──────── MATERIAL TO PROCESS ────────

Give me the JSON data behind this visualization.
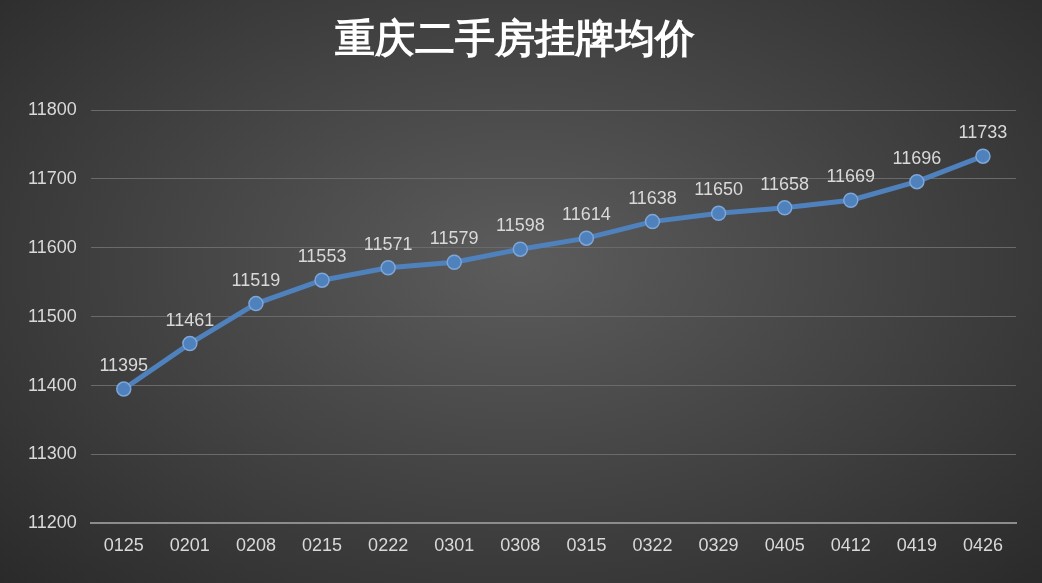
{
  "chart_data": {
    "type": "line",
    "title": "重庆二手房挂牌均价",
    "categories": [
      "0125",
      "0201",
      "0208",
      "0215",
      "0222",
      "0301",
      "0308",
      "0315",
      "0322",
      "0329",
      "0405",
      "0412",
      "0419",
      "0426"
    ],
    "series": [
      {
        "color": "#4f81bd",
        "values": [
          11395,
          11461,
          11519,
          11553,
          11571,
          11579,
          11598,
          11614,
          11638,
          11650,
          11658,
          11669,
          11696,
          11733
        ]
      }
    ],
    "ylim": [
      11200,
      11800
    ],
    "yticks": [
      11200,
      11300,
      11400,
      11500,
      11600,
      11700,
      11800
    ],
    "grid": "y",
    "marker": "circle",
    "line_style": "solid",
    "data_labels": true
  }
}
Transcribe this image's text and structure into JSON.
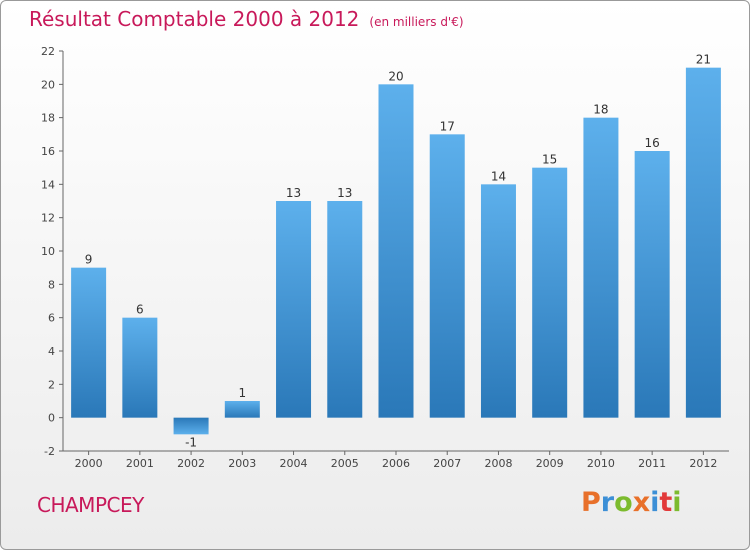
{
  "title": "Résultat Comptable 2000 à 2012",
  "subtitle": "(en milliers d'€)",
  "commune": "CHAMPCEY",
  "logo": {
    "letters": [
      "P",
      "r",
      "o",
      "x",
      "i",
      "t",
      "i"
    ],
    "colors": [
      "#e8702a",
      "#3c8fd6",
      "#7cbb2e",
      "#e8702a",
      "#3c8fd6",
      "#e23a3a",
      "#7cbb2e"
    ]
  },
  "chart_data": {
    "type": "bar",
    "categories": [
      "2000",
      "2001",
      "2002",
      "2003",
      "2004",
      "2005",
      "2006",
      "2007",
      "2008",
      "2009",
      "2010",
      "2011",
      "2012"
    ],
    "values": [
      9,
      6,
      -1,
      1,
      13,
      13,
      20,
      17,
      14,
      15,
      18,
      16,
      21
    ],
    "data_labels": [
      "9",
      "6",
      "-1",
      "1",
      "13",
      "13",
      "20",
      "17",
      "14",
      "15",
      "18",
      "16",
      "21"
    ],
    "y_ticks": [
      "-2",
      "0",
      "2",
      "4",
      "6",
      "8",
      "10",
      "12",
      "14",
      "16",
      "18",
      "20",
      "22"
    ],
    "ylim": [
      -2,
      22
    ],
    "grid": false,
    "bar_color": "#4a9fe0"
  }
}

────────

GOAL:
Transcribe the whole listing exactly. Pictures are excluded.

WRITTEN ANSWER:
Give me the JSON data behind this visualization.
{
  "chart_data": {
    "type": "line",
    "title": "重庆二手房挂牌均价",
    "categories": [
      "0125",
      "0201",
      "0208",
      "0215",
      "0222",
      "0301",
      "0308",
      "0315",
      "0322",
      "0329",
      "0405",
      "0412",
      "0419",
      "0426"
    ],
    "series": [
      {
        "color": "#4f81bd",
        "values": [
          11395,
          11461,
          11519,
          11553,
          11571,
          11579,
          11598,
          11614,
          11638,
          11650,
          11658,
          11669,
          11696,
          11733
        ]
      }
    ],
    "ylim": [
      11200,
      11800
    ],
    "yticks": [
      11200,
      11300,
      11400,
      11500,
      11600,
      11700,
      11800
    ],
    "grid": "y",
    "marker": "circle",
    "line_style": "solid",
    "data_labels": true
  }
}
Transcribe this image's text and structure into JSON.
{
  "title": "Résultat Comptable 2000 à 2012",
  "subtitle": "(en milliers d'€)",
  "commune": "CHAMPCEY",
  "logo": {
    "letters": [
      "P",
      "r",
      "o",
      "x",
      "i",
      "t",
      "i"
    ],
    "colors": [
      "#e8702a",
      "#3c8fd6",
      "#7cbb2e",
      "#e8702a",
      "#3c8fd6",
      "#e23a3a",
      "#7cbb2e"
    ]
  },
  "chart_data": {
    "type": "bar",
    "categories": [
      "2000",
      "2001",
      "2002",
      "2003",
      "2004",
      "2005",
      "2006",
      "2007",
      "2008",
      "2009",
      "2010",
      "2011",
      "2012"
    ],
    "values": [
      9,
      6,
      -1,
      1,
      13,
      13,
      20,
      17,
      14,
      15,
      18,
      16,
      21
    ],
    "data_labels": [
      "9",
      "6",
      "-1",
      "1",
      "13",
      "13",
      "20",
      "17",
      "14",
      "15",
      "18",
      "16",
      "21"
    ],
    "y_ticks": [
      "-2",
      "0",
      "2",
      "4",
      "6",
      "8",
      "10",
      "12",
      "14",
      "16",
      "18",
      "20",
      "22"
    ],
    "ylim": [
      -2,
      22
    ],
    "grid": false,
    "bar_color": "#4a9fe0"
  }
}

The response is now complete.